**Dataset content:**

★ ★ ★

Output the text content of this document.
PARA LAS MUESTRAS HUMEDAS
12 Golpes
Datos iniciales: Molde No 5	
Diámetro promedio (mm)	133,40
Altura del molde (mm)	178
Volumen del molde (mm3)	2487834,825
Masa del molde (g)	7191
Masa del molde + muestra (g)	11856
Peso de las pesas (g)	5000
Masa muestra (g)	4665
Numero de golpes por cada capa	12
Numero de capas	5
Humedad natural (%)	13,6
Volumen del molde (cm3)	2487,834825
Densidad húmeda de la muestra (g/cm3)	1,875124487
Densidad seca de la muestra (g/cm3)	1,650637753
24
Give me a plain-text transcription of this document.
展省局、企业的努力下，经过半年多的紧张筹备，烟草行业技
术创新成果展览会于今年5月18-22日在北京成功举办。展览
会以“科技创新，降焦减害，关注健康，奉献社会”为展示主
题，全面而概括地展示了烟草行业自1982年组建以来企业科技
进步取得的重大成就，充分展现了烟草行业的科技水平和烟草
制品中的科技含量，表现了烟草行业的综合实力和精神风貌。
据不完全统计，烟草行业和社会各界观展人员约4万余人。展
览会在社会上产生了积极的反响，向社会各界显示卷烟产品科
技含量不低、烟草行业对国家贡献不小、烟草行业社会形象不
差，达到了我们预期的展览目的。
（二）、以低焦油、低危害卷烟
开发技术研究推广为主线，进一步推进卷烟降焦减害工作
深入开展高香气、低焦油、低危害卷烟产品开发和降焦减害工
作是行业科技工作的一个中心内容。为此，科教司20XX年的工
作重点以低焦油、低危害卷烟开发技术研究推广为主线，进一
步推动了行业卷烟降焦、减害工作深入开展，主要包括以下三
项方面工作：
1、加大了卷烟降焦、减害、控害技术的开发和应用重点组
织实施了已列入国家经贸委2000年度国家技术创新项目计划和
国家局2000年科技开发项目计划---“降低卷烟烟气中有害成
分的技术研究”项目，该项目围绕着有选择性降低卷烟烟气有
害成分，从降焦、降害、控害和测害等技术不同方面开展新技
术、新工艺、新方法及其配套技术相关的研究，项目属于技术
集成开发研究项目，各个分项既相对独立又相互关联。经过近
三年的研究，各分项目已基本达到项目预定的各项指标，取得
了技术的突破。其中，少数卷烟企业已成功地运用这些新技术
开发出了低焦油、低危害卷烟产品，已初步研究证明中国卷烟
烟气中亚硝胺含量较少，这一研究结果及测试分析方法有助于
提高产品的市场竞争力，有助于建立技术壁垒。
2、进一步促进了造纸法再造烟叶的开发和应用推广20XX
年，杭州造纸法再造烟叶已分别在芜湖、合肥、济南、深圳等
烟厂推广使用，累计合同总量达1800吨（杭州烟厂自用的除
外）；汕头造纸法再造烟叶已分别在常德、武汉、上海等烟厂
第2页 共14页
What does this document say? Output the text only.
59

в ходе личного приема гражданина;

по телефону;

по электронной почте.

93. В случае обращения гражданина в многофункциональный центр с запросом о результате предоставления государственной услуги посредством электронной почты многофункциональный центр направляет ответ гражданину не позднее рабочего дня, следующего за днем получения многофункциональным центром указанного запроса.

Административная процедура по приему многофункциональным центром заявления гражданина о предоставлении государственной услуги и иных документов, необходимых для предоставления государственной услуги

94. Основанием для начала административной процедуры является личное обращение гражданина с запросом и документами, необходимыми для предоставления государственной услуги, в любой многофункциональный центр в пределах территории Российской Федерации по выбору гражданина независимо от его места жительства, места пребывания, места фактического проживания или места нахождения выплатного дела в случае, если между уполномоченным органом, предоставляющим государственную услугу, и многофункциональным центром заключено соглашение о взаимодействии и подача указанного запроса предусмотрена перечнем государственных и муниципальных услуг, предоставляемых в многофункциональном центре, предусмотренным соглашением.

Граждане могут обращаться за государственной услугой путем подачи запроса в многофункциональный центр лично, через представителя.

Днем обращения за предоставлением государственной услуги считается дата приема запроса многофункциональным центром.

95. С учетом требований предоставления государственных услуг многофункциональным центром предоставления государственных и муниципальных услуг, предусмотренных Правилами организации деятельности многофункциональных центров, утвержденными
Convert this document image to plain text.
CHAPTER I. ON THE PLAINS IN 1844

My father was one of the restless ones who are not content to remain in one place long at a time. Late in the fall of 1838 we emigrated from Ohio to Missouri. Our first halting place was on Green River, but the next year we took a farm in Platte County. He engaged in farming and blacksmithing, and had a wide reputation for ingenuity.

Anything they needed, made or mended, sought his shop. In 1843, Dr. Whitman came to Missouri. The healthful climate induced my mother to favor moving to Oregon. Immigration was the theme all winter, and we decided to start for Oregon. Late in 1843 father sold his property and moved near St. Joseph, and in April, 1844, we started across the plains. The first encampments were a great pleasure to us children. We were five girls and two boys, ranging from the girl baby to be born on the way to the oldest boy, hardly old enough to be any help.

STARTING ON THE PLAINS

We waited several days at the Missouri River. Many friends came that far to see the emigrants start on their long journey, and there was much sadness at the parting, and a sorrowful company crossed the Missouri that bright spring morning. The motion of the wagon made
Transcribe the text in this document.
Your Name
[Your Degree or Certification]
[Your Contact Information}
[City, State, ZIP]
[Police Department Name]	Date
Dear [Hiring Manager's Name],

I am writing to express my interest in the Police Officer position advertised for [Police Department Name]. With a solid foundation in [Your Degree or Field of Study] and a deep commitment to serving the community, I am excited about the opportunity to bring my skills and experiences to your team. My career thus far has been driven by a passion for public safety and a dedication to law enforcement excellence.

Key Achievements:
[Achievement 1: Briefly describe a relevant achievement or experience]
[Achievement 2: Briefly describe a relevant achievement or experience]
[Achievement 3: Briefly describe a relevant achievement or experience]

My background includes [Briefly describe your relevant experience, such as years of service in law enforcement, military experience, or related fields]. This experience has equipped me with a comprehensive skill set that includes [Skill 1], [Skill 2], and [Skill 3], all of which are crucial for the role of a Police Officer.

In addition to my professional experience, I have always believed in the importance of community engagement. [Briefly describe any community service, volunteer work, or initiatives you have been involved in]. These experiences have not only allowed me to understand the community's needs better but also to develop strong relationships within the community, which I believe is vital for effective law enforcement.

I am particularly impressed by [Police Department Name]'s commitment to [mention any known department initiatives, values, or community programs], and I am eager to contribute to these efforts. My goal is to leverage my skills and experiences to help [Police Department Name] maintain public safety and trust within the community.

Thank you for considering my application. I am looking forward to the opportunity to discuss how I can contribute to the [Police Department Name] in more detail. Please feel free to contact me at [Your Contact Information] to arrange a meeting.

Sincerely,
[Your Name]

★ ★ ★

**What the exercise asks:** Copy out each line of the material that holds the word "Contact".

**Correct result:**
[Your Contact Information}
Thank you for considering my application. I am looking forward to the opportunity to discuss how I can contribute to the [Police Department Name] in more detail. Please feel free to contact me at [Your Contact Information] to arrange a meeting.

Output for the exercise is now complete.